— start —
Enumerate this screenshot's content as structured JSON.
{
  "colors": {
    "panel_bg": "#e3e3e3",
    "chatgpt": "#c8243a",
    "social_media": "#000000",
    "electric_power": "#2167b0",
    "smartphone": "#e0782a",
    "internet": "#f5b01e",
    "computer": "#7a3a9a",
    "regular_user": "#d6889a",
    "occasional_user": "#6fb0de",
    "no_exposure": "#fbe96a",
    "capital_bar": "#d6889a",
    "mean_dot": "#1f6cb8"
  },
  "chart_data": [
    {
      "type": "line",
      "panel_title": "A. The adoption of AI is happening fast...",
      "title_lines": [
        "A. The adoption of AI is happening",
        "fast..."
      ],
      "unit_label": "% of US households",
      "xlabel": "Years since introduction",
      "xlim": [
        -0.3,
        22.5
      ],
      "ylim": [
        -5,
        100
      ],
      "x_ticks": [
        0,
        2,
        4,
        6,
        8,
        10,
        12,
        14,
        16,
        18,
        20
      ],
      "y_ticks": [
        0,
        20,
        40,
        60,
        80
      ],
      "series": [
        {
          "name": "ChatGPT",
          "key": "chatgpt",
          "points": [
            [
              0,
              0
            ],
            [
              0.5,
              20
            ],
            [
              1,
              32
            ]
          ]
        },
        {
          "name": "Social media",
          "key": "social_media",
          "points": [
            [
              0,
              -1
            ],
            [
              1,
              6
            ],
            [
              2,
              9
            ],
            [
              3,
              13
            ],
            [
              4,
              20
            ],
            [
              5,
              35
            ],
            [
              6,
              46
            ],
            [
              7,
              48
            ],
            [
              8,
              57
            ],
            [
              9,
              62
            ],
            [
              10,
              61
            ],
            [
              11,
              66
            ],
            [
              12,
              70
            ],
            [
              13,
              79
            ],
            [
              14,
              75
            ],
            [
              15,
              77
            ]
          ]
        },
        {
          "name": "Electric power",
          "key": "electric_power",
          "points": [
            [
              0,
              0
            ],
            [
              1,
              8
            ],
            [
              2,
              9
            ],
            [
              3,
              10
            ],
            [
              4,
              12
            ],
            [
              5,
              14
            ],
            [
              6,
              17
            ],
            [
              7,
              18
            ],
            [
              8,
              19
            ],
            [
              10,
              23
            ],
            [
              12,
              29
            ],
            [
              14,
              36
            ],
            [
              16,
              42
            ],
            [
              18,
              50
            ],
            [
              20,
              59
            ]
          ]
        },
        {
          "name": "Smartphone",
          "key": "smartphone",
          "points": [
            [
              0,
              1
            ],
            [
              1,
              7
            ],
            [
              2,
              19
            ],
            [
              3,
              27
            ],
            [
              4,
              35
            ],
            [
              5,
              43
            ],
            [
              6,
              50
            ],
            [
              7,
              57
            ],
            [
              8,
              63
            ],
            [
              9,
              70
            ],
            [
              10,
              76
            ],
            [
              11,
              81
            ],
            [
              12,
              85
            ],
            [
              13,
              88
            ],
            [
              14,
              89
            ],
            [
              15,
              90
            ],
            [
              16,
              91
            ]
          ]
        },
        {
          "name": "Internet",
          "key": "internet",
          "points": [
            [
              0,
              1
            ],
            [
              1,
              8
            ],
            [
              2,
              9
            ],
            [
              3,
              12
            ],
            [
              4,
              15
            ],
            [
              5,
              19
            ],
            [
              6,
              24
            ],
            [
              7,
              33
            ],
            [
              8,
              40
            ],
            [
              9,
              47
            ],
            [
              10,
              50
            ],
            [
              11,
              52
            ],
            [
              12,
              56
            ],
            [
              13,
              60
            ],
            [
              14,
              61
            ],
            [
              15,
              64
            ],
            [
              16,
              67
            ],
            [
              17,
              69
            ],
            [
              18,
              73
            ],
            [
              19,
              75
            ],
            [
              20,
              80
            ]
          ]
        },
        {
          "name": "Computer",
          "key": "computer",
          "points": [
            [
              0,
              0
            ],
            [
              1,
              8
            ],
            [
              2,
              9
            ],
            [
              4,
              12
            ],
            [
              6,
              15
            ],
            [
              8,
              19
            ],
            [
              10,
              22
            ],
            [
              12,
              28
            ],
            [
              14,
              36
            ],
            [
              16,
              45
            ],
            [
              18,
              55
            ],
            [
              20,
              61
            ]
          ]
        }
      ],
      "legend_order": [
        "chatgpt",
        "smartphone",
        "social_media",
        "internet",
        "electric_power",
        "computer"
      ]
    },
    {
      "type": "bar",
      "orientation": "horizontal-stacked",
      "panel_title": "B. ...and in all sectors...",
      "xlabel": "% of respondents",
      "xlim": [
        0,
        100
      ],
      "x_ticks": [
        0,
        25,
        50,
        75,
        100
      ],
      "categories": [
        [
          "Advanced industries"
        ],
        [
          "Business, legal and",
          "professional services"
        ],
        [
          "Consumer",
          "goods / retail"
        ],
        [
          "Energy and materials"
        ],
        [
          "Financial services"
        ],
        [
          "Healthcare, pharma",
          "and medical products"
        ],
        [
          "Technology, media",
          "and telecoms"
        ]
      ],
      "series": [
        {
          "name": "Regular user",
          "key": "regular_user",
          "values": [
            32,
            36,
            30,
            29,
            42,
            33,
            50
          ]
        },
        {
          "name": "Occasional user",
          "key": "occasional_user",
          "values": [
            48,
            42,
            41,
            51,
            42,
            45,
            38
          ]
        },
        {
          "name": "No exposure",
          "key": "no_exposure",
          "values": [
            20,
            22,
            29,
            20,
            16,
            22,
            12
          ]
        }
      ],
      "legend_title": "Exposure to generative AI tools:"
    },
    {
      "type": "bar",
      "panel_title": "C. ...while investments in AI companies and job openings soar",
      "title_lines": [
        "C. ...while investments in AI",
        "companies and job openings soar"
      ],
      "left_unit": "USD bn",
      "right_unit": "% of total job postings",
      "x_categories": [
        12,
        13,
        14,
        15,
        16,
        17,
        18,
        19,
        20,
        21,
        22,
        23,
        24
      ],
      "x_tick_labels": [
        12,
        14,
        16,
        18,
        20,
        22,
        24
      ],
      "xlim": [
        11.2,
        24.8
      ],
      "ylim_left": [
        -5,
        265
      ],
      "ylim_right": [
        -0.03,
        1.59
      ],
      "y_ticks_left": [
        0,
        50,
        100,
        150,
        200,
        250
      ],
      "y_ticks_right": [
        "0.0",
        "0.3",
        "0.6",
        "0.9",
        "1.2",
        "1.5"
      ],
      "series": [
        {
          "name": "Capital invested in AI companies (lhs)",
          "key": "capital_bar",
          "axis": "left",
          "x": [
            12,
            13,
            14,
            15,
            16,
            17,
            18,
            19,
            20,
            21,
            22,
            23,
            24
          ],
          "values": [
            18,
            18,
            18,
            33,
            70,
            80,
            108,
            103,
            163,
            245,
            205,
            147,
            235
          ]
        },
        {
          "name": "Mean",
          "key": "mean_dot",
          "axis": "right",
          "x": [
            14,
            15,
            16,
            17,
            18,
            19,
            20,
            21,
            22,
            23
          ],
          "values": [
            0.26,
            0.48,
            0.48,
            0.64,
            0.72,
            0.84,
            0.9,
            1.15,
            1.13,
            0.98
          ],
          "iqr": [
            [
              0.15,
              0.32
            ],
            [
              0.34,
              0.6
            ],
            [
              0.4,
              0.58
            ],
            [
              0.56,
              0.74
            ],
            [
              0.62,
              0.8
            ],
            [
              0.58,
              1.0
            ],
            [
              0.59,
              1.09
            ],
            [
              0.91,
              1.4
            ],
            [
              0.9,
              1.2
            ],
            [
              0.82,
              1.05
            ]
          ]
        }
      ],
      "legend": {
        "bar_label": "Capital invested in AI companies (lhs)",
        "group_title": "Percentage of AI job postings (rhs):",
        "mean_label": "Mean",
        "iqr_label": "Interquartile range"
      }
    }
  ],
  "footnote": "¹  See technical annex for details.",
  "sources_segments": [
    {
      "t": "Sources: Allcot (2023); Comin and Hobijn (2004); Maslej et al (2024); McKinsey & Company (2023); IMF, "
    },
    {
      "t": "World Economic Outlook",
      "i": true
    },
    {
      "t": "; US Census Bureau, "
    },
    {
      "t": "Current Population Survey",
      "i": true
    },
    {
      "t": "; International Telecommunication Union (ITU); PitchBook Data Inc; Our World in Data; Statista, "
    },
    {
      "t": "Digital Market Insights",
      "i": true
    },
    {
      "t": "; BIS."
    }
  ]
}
— end —
**Direction:**
Read the lines above. Gather those in which the string "investments" is found.

**Answer to the task:**
      "panel_title": "C. ...while investments in AI companies and job openings soar",
        "C. ...while investments in AI",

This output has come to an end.